● **Stated problem**
Please list all lines of the material below in which the string "letters" occurs.

● **Dataset entries**
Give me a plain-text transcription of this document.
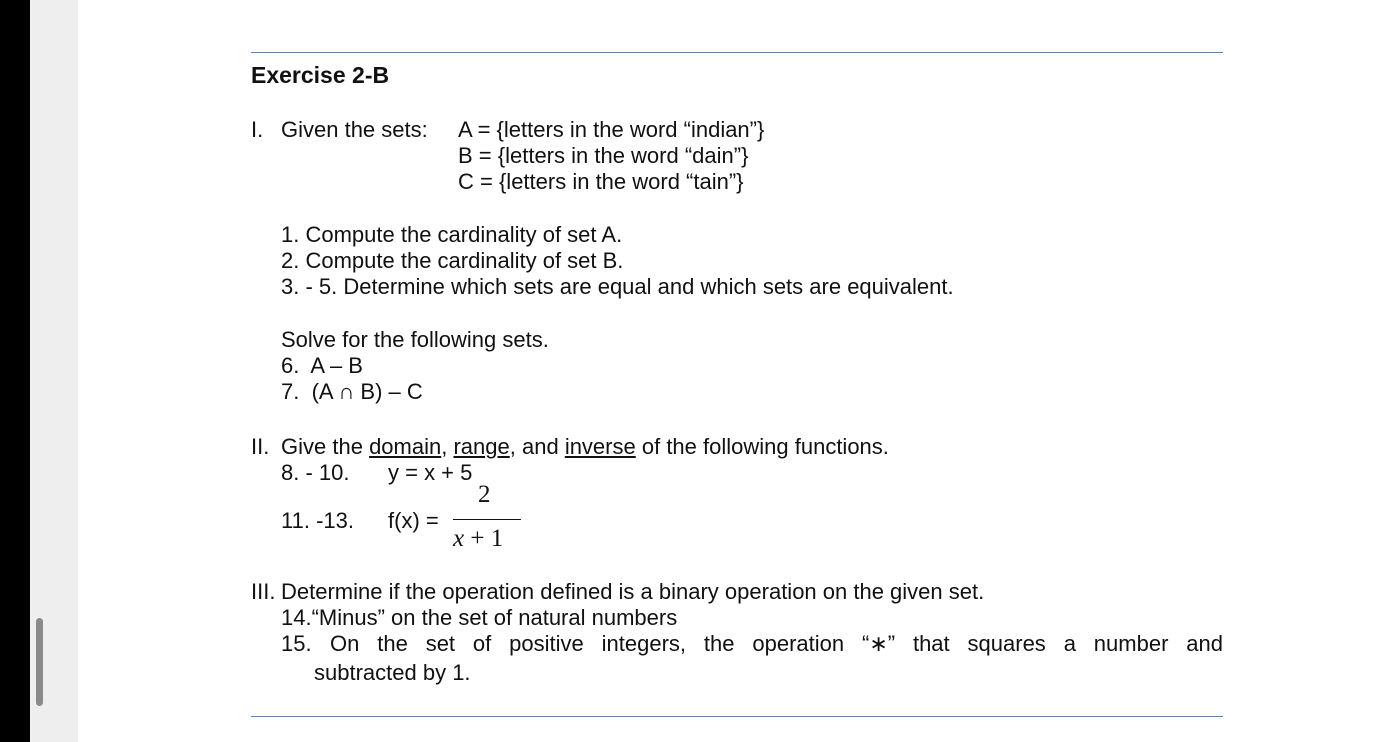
Exercise 2-B
I. Given the sets: A = {letters in the word “indian”}
B = {letters in the word “dain”}
C = {letters in the word “tain”}
1. Compute the cardinality of set A.
2. Compute the cardinality of set B.
3. - 5. Determine which sets are equal and which sets are equivalent.
Solve for the following sets.
6. A – B
7. (A ∩ B) – C
II. Give the domain, range, and inverse of the following functions.
8. - 10. y = x + 5
11. -13. f(x) =
2
x + 1
III. Determine if the operation defined is a binary operation on the given set.
14.“Minus” on the set of natural numbers
15. On the set of positive integers, the operation “∗” that squares a number and
subtracted by 1.
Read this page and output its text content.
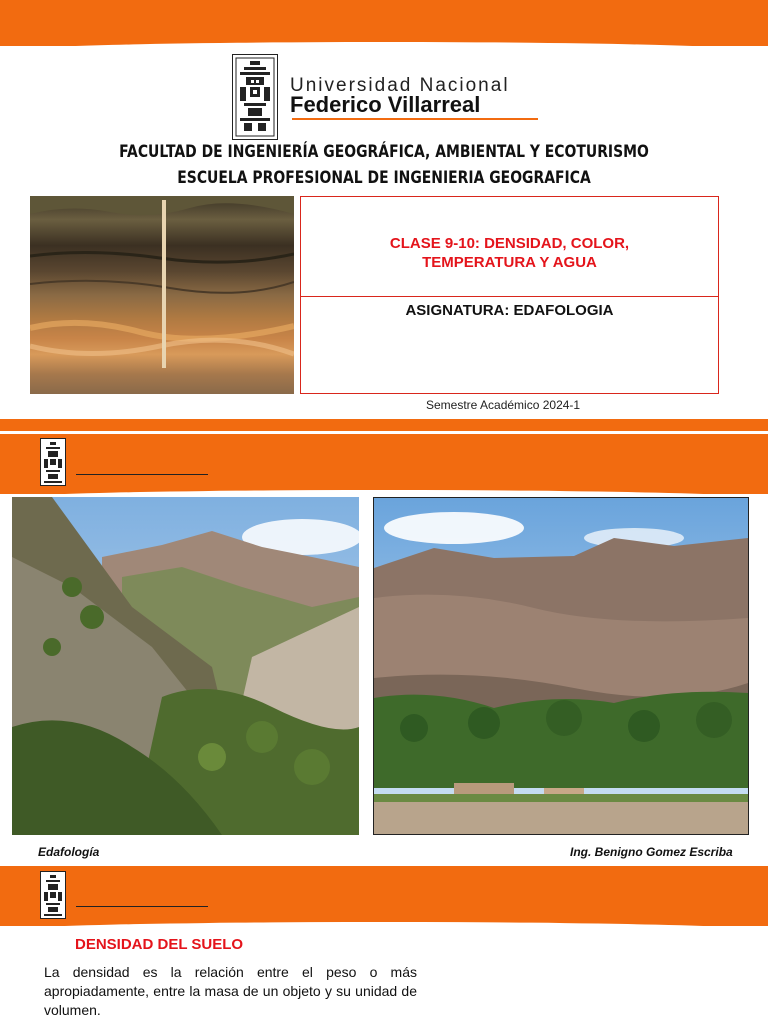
Universidad Nacional
Federico Villarreal
FACULTAD DE INGENIERÍA GEOGRÁFICA, AMBIENTAL Y ECOTURISMO
ESCUELA PROFESIONAL DE INGENIERIA GEOGRAFICA
CLASE 9-10: DENSIDAD, COLOR,
TEMPERATURA Y AGUA
ASIGNATURA: EDAFOLOGIA
Semestre Académico 2024-1
Edafología	Ing. Benigno Gomez Escriba
DENSIDAD DEL SUELO
La densidad es la relación entre el peso o más apropiadamente, entre la masa de un objeto y su unidad de volumen.
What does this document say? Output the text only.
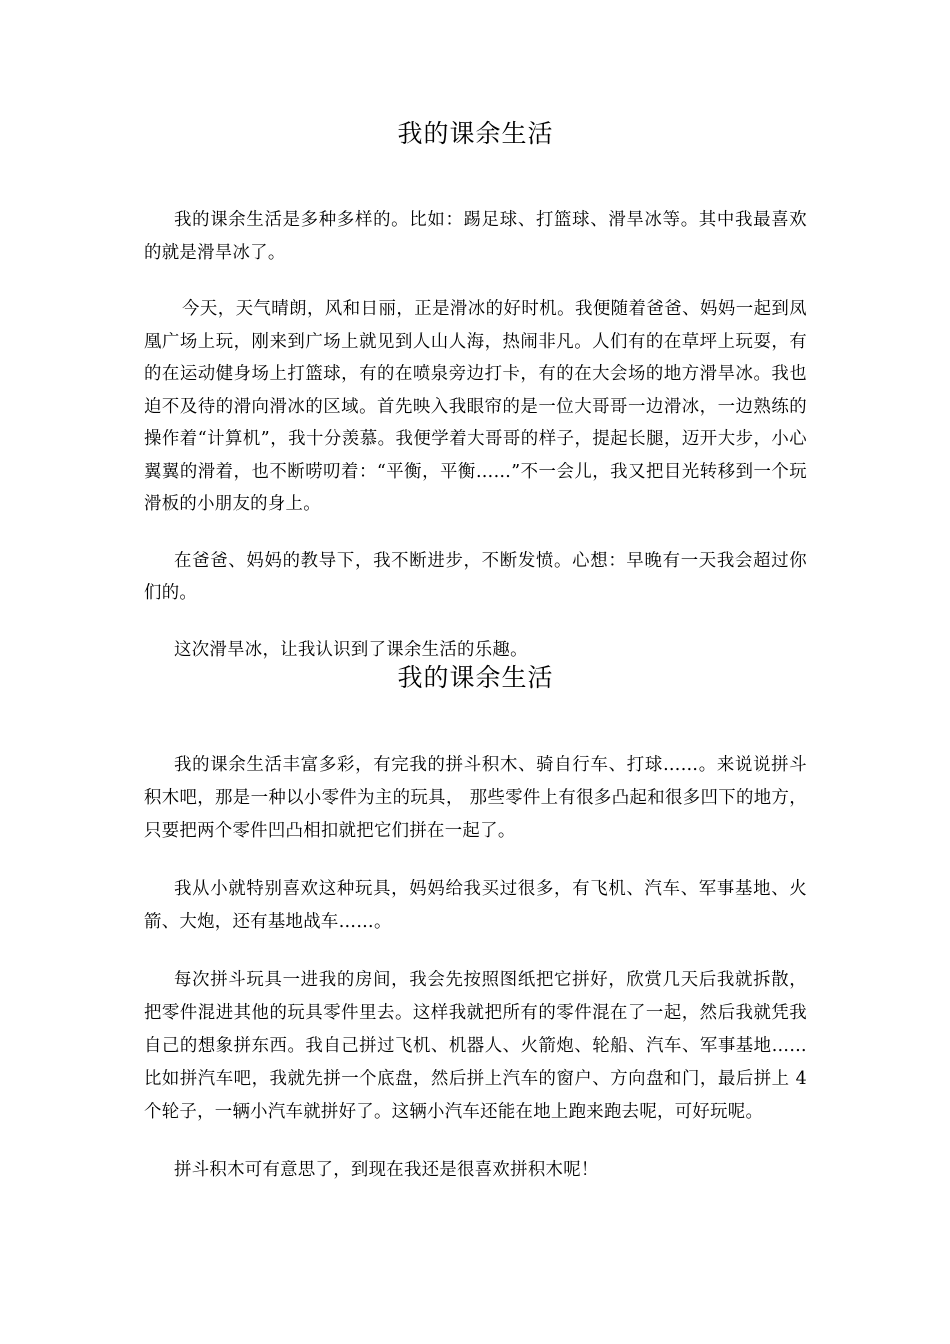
我的课余生活

我的课余生活是多种多样的。比如：踢足球、打篮球、滑旱冰等。其中我最喜欢的就是滑旱冰了。

今天，天气晴朗，风和日丽，正是滑冰的好时机。我便随着爸爸、妈妈一起到凤凰广场上玩，刚来到广场上就见到人山人海，热闹非凡。人们有的在草坪上玩耍，有的在运动健身场上打篮球，有的在喷泉旁边打卡，有的在大会场的地方滑旱冰。我也迫不及待的滑向滑冰的区域。首先映入我眼帘的是一位大哥哥一边滑冰，一边熟练的操作着“计算机”，我十分羡慕。我便学着大哥哥的样子，提起长腿，迈开大步，小心翼翼的滑着，也不断唠叨着：“平衡，平衡……”不一会儿，我又把目光转移到一个玩滑板的小朋友的身上。

在爸爸、妈妈的教导下，我不断进步，不断发愤。心想：早晚有一天我会超过你们的。

这次滑旱冰，让我认识到了课余生活的乐趣。

我的课余生活

我的课余生活丰富多彩，有完我的拼斗积木、骑自行车、打球……。来说说拼斗积木吧，那是一种以小零件为主的玩具， 那些零件上有很多凸起和很多凹下的地方，只要把两个零件凹凸相扣就把它们拼在一起了。

我从小就特别喜欢这种玩具，妈妈给我买过很多，有飞机、汽车、军事基地、火箭、大炮，还有基地战车……。

每次拼斗玩具一进我的房间，我会先按照图纸把它拼好，欣赏几天后我就拆散，把零件混进其他的玩具零件里去。这样我就把所有的零件混在了一起，然后我就凭我自己的想象拼东西。我自己拼过飞机、机器人、火箭炮、轮船、汽车、军事基地……比如拼汽车吧，我就先拼一个底盘，然后拼上汽车的窗户、方向盘和门，最后拼上 4 个轮子，一辆小汽车就拼好了。这辆小汽车还能在地上跑来跑去呢，可好玩呢。

拼斗积木可有意思了，到现在我还是很喜欢拼积木呢！
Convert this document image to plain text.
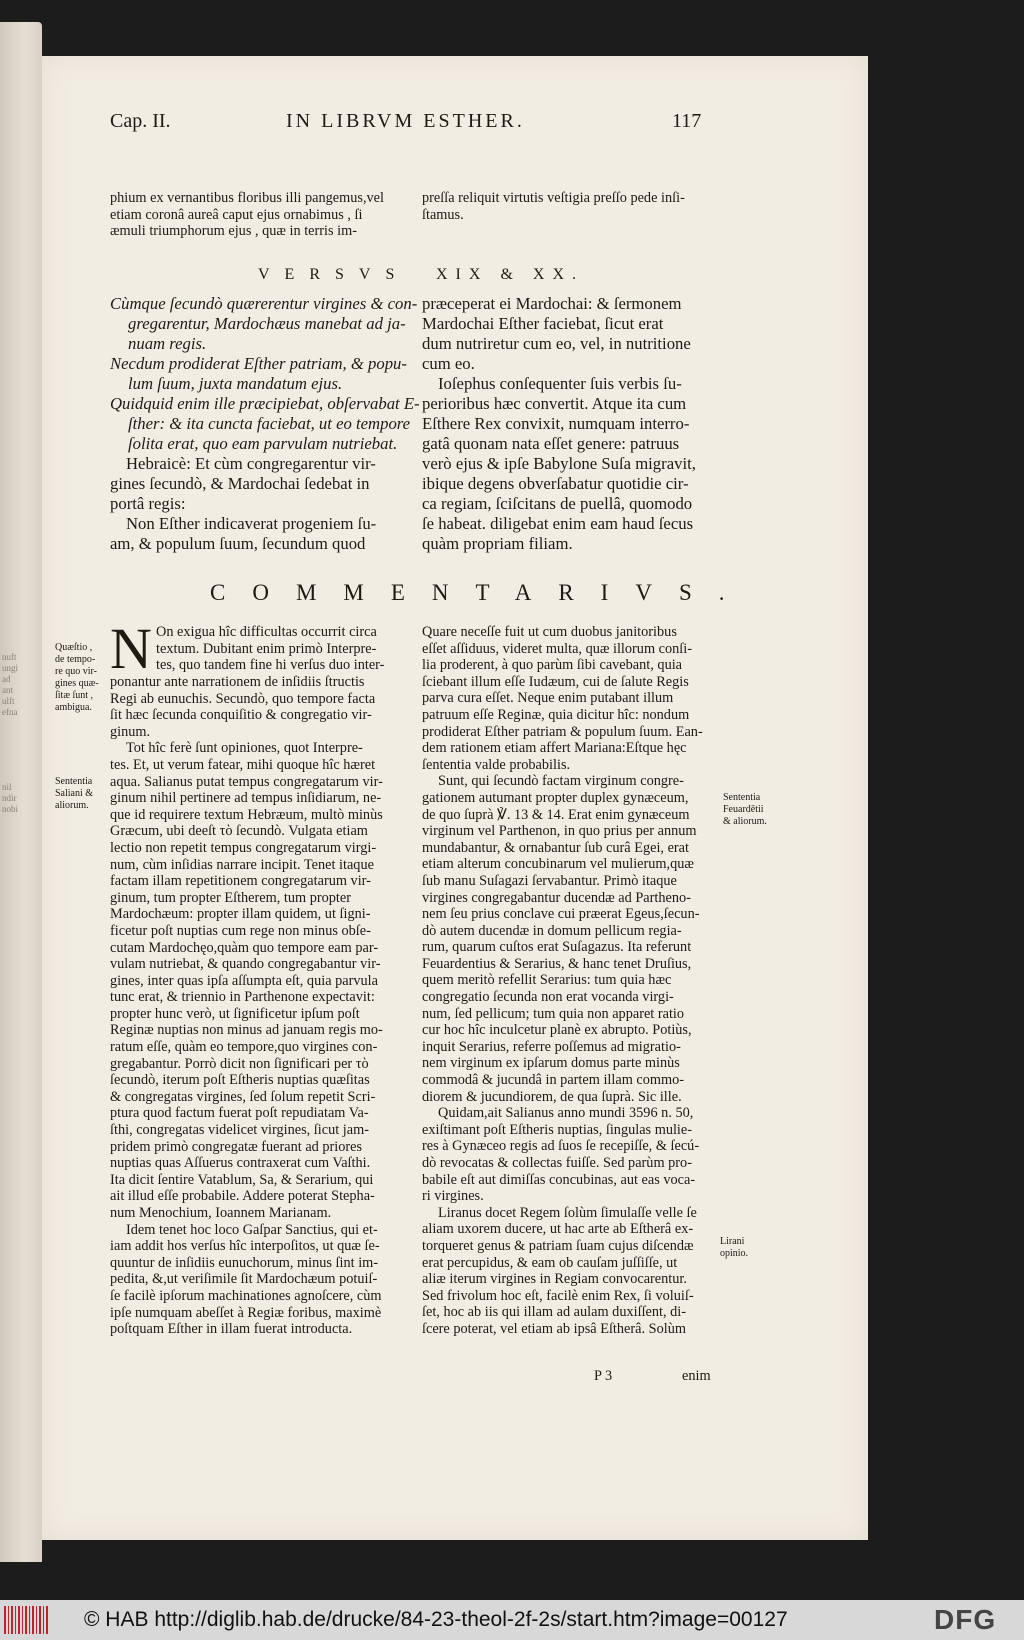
nuft
ungi
ad
ant
ulft
efna
nil
ndir
nobi
Cap. II.	IN LIBRVM ESTHER.	117
phium ex vernantibus floribus illi pangemus,vel
etiam coronâ aureâ caput ejus ornabimus , ſi
æmuli triumphorum ejus , quæ in terris im-
preſſa reliquit virtutis veſtigia preſſo pede inſi-
ſtamus.
VERSVS XIX & XX.
Cùmque ſecundò quærerentur virgines & con-
gregarentur, Mardochæus manebat ad ja-
nuam regis.
Necdum prodiderat Eſther patriam, & popu-
lum ſuum, juxta mandatum ejus.
Quidquid enim ille præcipiebat, obſervabat E-
ſther: & ita cuncta faciebat, ut eo tempore
ſolita erat, quo eam parvulam nutriebat.
Hebraicè: Et cùm congregarentur vir-
gines ſecundò, & Mardochai ſedebat in
portâ regis:
Non Eſther indicaverat progeniem ſu-
am, & populum ſuum, ſecundum quod
præceperat ei Mardochai: & ſermonem
Mardochai Eſther faciebat, ſicut erat
dum nutriretur cum eo, vel, in nutritione
cum eo.
Ioſephus conſequenter ſuis verbis ſu-
perioribus hæc convertit. Atque ita cum
Eſthere Rex convixit, numquam interro-
gatâ quonam nata eſſet genere: patruus
verò ejus & ipſe Babylone Suſa migravit,
ibique degens obverſabatur quotidie cir-
ca regiam, ſciſcitans de puellâ, quomodo
ſe habeat. diligebat enim eam haud ſecus
quàm propriam filiam.
COMMENTARIVS.
N On exigua hîc difficultas occurrit circa
textum. Dubitant enim primò Interpre-
tes, quo tandem fine hi verſus duo inter-
ponantur ante narrationem de inſidiis ſtructis
Regi ab eunuchis. Secundò, quo tempore facta
ſit hæc ſecunda conquiſitio & congregatio vir-
ginum.
Tot hîc ferè ſunt opiniones, quot Interpre-
tes. Et, ut verum fatear, mihi quoque hîc hæret
aqua. Salianus putat tempus congregatarum vir-
ginum nihil pertinere ad tempus inſidiarum, ne-
que id requirere textum Hebræum, multò minùs
Græcum, ubi deeſt τὸ ſecundò. Vulgata etiam
lectio non repetit tempus congregatarum virgi-
num, cùm inſidias narrare incipit. Tenet itaque
factam illam repetitionem congregatarum vir-
ginum, tum propter Eſtherem, tum propter
Mardochæum: propter illam quidem, ut ſigni-
ficetur poſt nuptias cum rege non minus obſe-
cutam Mardochęo,quàm quo tempore eam par-
vulam nutriebat, & quando congregabantur vir-
gines, inter quas ipſa aſſumpta eſt, quia parvula
tunc erat, & triennio in Parthenone expectavit:
propter hunc verò, ut ſignificetur ipſum poſt
Reginæ nuptias non minus ad januam regis mo-
ratum eſſe, quàm eo tempore,quo virgines con-
gregabantur. Porrò dicit non ſignificari per τὸ
ſecundò, iterum poſt Eſtheris nuptias quæſitas
& congregatas virgines, ſed ſolum repetit Scri-
ptura quod factum fuerat poſt repudiatam Va-
ſthi, congregatas videlicet virgines, ſicut jam-
pridem primò congregatæ fuerant ad priores
nuptias quas Aſſuerus contraxerat cum Vaſthi.
Ita dicit ſentire Vatablum, Sa, & Serarium, qui
ait illud eſſe probabile. Addere poterat Stepha-
num Menochium, Ioannem Marianam.
Idem tenet hoc loco Gaſpar Sanctius, qui et-
iam addit hos verſus hîc interpoſitos, ut quæ ſe-
quuntur de inſidiis eunuchorum, minus ſint im-
pedita, &,ut veriſimile ſit Mardochæum potuiſ-
ſe facilè ipſorum machinationes agnoſcere, cùm
ipſe numquam abeſſet à Regiæ foribus, maximè
poſtquam Eſther in illam fuerat introducta.
Quare neceſſe fuit ut cum duobus janitoribus
eſſet aſſiduus, videret multa, quæ illorum conſi-
lia proderent, à quo parùm ſibi cavebant, quia
ſciebant illum eſſe Iudæum, cui de ſalute Regis
parva cura eſſet. Neque enim putabant illum
patruum eſſe Reginæ, quia dicitur hîc: nondum
prodiderat Eſther patriam & populum ſuum. Ean-
dem rationem etiam affert Mariana:Eſtque hęc
ſententia valde probabilis.
Sunt, qui ſecundò factam virginum congre-
gationem autumant propter duplex gynæceum,
de quo ſuprà ℣. 13 & 14. Erat enim gynæceum
virginum vel Parthenon, in quo prius per annum
mundabantur, & ornabantur ſub curâ Egei, erat
etiam alterum concubinarum vel mulierum,quæ
ſub manu Suſagazi ſervabantur. Primò itaque
virgines congregabantur ducendæ ad Partheno-
nem ſeu prius conclave cui præerat Egeus,ſecun-
dò autem ducendæ in domum pellicum regia-
rum, quarum cuſtos erat Suſagazus. Ita referunt
Feuardentius & Serarius, & hanc tenet Druſius,
quem meritò refellit Serarius: tum quia hæc
congregatio ſecunda non erat vocanda virgi-
num, ſed pellicum; tum quia non apparet ratio
cur hoc hîc inculcetur planè ex abrupto. Potiùs,
inquit Serarius, referre poſſemus ad migratio-
nem virginum ex ipſarum domus parte minùs
commodâ & jucundâ in partem illam commo-
diorem & jucundiorem, de qua ſuprà. Sic ille.
Quidam,ait Salianus anno mundi 3596 n. 50,
exiſtimant poſt Eſtheris nuptias, ſingulas mulie-
res à Gynæceo regis ad ſuos ſe recepiſſe, & ſecú-
dò revocatas & collectas fuiſſe. Sed parùm pro-
babile eſt aut dimiſſas concubinas, aut eas voca-
ri virgines.
Liranus docet Regem ſolùm ſimulaſſe velle ſe
aliam uxorem ducere, ut hac arte ab Eſtherâ ex-
torqueret genus & patriam ſuam cujus diſcendæ
erat percupidus, & eam ob cauſam juſſiſſe, ut
aliæ iterum virgines in Regiam convocarentur.
Sed frivolum hoc eſt, facilè enim Rex, ſi voluiſ-
ſet, hoc ab iis qui illam ad aulam duxiſſent, di-
ſcere poterat, vel etiam ab ipsâ Eſtherâ. Solùm
P 3	enim
Quæſtio ,
de tempo-
re quo vir-
gines quæ-
ſitæ ſunt ,
ambigua.
Sententia
Saliani &
aliorum.
Sententia
Feuardētii
& aliorum.
Lirani
opinio.
© HAB http://diglib.hab.de/drucke/84-23-theol-2f-2s/start.htm?image=00127	DFG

● **Result below**
I. Given the sets: A = {letters in the word “indian”}
B = {letters in the word “dain”}
C = {letters in the word “tain”}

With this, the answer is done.